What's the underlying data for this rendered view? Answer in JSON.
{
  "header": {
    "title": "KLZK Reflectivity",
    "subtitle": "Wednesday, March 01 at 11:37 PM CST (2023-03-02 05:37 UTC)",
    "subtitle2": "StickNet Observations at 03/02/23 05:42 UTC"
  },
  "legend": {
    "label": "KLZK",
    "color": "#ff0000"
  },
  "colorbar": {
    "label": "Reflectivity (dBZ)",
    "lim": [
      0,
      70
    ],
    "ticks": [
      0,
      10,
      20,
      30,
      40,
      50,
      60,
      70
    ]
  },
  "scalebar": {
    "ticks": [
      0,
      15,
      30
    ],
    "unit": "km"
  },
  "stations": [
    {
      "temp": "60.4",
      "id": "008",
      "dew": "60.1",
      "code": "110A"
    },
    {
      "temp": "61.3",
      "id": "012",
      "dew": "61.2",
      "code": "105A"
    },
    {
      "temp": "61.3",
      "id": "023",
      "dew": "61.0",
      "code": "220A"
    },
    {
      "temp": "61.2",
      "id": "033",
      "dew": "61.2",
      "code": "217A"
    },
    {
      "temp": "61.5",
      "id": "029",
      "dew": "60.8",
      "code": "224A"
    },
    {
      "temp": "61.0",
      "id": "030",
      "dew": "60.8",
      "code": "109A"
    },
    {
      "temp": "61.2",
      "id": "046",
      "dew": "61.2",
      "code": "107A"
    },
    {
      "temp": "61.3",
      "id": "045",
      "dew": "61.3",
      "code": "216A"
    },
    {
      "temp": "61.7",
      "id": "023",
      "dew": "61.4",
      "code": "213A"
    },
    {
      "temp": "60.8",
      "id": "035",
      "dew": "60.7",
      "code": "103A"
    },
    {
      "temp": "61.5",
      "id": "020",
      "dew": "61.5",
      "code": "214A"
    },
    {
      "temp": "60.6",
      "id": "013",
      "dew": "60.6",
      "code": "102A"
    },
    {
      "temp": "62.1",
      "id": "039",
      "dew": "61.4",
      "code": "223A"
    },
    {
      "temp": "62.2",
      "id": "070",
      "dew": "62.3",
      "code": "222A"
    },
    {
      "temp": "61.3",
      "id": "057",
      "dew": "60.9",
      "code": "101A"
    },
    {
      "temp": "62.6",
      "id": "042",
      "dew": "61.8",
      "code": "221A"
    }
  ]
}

•••

● **Task requirements**: All the entries above need to be reproduced exactly.

● **Solution below**:
What's the underlying data for this rendered view? Answer in JSON.
{
  "header": {
    "title": "KLZK Reflectivity",
    "subtitle": "Wednesday, March 01 at 11:37 PM CST (2023-03-02 05:37 UTC)",
    "subtitle2": "StickNet Observations at 03/02/23 05:42 UTC"
  },
  "legend": {
    "label": "KLZK",
    "color": "#ff0000"
  },
  "colorbar": {
    "label": "Reflectivity (dBZ)",
    "lim": [
      0,
      70
    ],
    "ticks": [
      0,
      10,
      20,
      30,
      40,
      50,
      60,
      70
    ]
  },
  "scalebar": {
    "ticks": [
      0,
      15,
      30
    ],
    "unit": "km"
  },
  "stations": [
    {
      "temp": "60.4",
      "id": "008",
      "dew": "60.1",
      "code": "110A"
    },
    {
      "temp": "61.3",
      "id": "012",
      "dew": "61.2",
      "code": "105A"
    },
    {
      "temp": "61.3",
      "id": "023",
      "dew": "61.0",
      "code": "220A"
    },
    {
      "temp": "61.2",
      "id": "033",
      "dew": "61.2",
      "code": "217A"
    },
    {
      "temp": "61.5",
      "id": "029",
      "dew": "60.8",
      "code": "224A"
    },
    {
      "temp": "61.0",
      "id": "030",
      "dew": "60.8",
      "code": "109A"
    },
    {
      "temp": "61.2",
      "id": "046",
      "dew": "61.2",
      "code": "107A"
    },
    {
      "temp": "61.3",
      "id": "045",
      "dew": "61.3",
      "code": "216A"
    },
    {
      "temp": "61.7",
      "id": "023",
      "dew": "61.4",
      "code": "213A"
    },
    {
      "temp": "60.8",
      "id": "035",
      "dew": "60.7",
      "code": "103A"
    },
    {
      "temp": "61.5",
      "id": "020",
      "dew": "61.5",
      "code": "214A"
    },
    {
      "temp": "60.6",
      "id": "013",
      "dew": "60.6",
      "code": "102A"
    },
    {
      "temp": "62.1",
      "id": "039",
      "dew": "61.4",
      "code": "223A"
    },
    {
      "temp": "62.2",
      "id": "070",
      "dew": "62.3",
      "code": "222A"
    },
    {
      "temp": "61.3",
      "id": "057",
      "dew": "60.9",
      "code": "101A"
    },
    {
      "temp": "62.6",
      "id": "042",
      "dew": "61.8",
      "code": "221A"
    }
  ]
}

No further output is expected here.